### Passage to read
Workflow secret isolation. Secrets used by privileged workflows — particularly publishing and deployment credentials — should never be accessible to or inferable by lower-trust workflows. These belong in separate environments with strict boundaries. The fact that the issue triage workflow could affect what the release workflow loaded was a design failure.
Cache namespace isolation between workflows. Cache keys should be namespaced per workflow, not shared across workflows with different privilege levels. A release workflow that loads cache produced by a public-facing triage workflow has implicitly trusted unverified content. That trust relationship should never exist by default.
Human approval gates on privileged actions. Any agent action that touches publishing, deployment, or external package installation should require explicit human approval before execution. This is not a performance tradeoff — it’s a basic security control. Autonomous execution of privileged actions in a public-facing pipeline is the root condition that made everything else in this chain possible.
Technique Reference
This incident demonstrates four distinct techniques that will recur across the Breach Catalog:
Indirect Prompt Injection — The attacker’s instructions weren’t sent directly to the model. They were embedded in external content (the issue title) that the agent was directed to process. Any agent that ingests content from untrusted external sources is potentially vulnerable to this technique.
Supply Chain Attack via Agent — The agent was used as the delivery mechanism for installing a malicious package. This is a new variant of a classical attack: instead of compromising a developer’s machine or a build system directly, the attacker used an AI agent’s autonomous execution capabilities to achieve the same outcome.
Cache Poisoning — Corrupting shared build infrastructure to laterally move to a higher-privilege workflow. Not novel in CI/CD contexts, but the agent was the mechanism that enabled it here.
Privilege Escalation via Shared Infrastructure — Bypassing secret isolation through environmental manipulation rather than direct access. The attacker never needed access to the release workflow’s secrets directly. They only needed to compromise something the release workflow trusted.

### Instructions
- a) Reproduce word for word everything in the passage on workflow security from "Technique Reference" down to "to this technique.".
- b) Carry on the passage on workflow security, starting after its final sentence.
The material that comes next has no connection to the passage on workflow security.

### Data for review
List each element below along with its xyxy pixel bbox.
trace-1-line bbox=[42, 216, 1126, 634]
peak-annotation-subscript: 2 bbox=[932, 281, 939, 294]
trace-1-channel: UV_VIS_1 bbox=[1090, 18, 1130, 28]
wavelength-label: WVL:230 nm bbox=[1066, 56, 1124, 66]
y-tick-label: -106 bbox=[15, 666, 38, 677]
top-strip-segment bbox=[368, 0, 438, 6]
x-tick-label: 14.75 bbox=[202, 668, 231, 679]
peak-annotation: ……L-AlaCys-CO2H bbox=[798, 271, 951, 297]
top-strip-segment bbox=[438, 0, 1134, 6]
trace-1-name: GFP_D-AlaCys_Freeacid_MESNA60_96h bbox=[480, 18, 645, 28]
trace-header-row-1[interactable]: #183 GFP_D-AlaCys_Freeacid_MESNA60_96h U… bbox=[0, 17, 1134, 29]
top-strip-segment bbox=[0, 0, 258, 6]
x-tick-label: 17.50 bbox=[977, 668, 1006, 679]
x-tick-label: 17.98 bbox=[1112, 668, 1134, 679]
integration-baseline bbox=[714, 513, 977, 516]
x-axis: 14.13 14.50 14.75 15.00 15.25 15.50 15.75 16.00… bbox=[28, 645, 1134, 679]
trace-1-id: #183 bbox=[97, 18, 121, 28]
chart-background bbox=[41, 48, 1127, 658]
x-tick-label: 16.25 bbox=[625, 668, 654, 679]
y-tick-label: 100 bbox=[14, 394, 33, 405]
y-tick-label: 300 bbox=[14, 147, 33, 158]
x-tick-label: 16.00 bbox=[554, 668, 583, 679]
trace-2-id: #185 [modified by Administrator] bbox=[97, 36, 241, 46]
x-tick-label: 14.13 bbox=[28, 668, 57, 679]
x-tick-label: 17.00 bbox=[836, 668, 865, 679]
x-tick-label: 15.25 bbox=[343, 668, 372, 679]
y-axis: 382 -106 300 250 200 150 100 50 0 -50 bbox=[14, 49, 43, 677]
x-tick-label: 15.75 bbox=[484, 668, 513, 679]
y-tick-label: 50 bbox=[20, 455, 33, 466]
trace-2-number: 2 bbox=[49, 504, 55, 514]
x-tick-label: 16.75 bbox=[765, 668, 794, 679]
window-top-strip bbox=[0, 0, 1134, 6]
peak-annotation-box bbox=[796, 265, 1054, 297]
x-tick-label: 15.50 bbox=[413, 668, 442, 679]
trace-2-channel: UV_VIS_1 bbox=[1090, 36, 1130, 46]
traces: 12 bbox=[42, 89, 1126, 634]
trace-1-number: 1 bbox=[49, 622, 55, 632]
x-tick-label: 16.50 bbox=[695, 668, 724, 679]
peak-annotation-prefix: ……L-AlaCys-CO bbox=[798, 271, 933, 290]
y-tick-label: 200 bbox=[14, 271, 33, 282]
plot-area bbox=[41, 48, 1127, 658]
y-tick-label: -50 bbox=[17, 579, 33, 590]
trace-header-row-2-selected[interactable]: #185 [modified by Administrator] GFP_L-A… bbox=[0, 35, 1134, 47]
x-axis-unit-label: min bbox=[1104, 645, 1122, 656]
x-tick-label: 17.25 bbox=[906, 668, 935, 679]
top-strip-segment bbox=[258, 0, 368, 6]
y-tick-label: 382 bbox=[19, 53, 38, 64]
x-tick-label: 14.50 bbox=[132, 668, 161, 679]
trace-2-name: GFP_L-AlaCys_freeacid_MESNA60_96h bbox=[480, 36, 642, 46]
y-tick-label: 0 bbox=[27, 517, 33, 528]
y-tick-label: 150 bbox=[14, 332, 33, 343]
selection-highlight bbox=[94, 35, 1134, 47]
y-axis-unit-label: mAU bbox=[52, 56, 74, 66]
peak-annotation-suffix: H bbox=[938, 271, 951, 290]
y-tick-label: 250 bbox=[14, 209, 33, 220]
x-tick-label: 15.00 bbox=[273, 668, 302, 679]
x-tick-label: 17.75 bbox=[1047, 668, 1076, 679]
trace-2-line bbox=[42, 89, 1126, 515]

### Replies
- a)
Technique Reference
This incident demonstrates four distinct techniques that will recur across the Breach Catalog:
Indirect Prompt Injection — The attacker’s instructions weren’t sent directly to the model. They were embedded in external content (the issue title) that the agent was directed to process. Any agent that ingests content from untrusted external sources is potentially vulnerable to this technique.

- b)
Open Questions
A few things this incident surfaces that don’t have clean answers yet:
How should agent frameworks differentiate between content from trusted internal sources and untrusted external surfaces? The current model — pass everything to context, let the model sort it out — is clearly insufficient. What does a principled trust boundary look like in practice?
Where is the right line between useful automation and dangerous autonomy in CI/CD workflows? Requiring human approval for every agent action defeats the purpose of automation. But fully autonomous execution in public-facing pipelines is clearly wrong. The design space between those poles isn’t well mapped.
How do you architect cache infrastructure when multiple workflows with different privilege levels need to interact with the same repository? Shared cache keys are a footgun. What does safe-by-default look like here?
How many other AI-powered GitHub Actions in the wild right now have the same basic vulnerability profile as this workflow? The answer is probably: a lot. The issue triage pattern is common. The prompt injection surface is the same everywhere.
This is Breach Catalog Entry #001. Each technique identified here — indirect prompt injection, supply chain attack via agent, cache poisoning, privilege escalation via shared infrastructure — will get its own entry in the Technique Library as this catalog grows.